• **TASK STATEMENT**: Report how many lines in the records below contain the word "name". Give only the number.

** Start INPUT ROWS **

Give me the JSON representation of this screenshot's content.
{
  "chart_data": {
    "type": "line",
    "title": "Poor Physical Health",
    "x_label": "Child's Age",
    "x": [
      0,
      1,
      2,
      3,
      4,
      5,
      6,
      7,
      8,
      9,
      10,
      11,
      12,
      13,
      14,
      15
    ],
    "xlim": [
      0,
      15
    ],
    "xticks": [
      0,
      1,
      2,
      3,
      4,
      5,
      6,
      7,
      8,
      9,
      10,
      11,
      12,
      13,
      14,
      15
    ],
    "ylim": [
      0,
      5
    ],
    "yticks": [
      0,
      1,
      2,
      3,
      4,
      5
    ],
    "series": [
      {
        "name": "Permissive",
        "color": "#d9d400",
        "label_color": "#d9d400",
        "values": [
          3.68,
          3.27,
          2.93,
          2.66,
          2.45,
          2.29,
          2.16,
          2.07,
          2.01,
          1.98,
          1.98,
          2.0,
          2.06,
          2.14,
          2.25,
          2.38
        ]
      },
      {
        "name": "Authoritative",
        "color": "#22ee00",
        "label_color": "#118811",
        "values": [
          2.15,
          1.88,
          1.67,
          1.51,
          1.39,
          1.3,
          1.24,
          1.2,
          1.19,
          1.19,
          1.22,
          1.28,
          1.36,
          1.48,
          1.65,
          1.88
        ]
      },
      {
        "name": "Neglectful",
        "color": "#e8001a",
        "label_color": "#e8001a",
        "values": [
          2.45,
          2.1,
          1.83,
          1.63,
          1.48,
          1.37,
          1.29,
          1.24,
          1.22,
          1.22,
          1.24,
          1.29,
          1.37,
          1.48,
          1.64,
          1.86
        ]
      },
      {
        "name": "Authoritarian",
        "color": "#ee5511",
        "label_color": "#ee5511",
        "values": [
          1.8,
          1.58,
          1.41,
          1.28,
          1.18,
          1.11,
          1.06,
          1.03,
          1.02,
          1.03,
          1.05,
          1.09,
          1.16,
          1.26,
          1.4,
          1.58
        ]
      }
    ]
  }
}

** End INPUT ROWS **

• **SOLUTION TO THIS TASK**: 4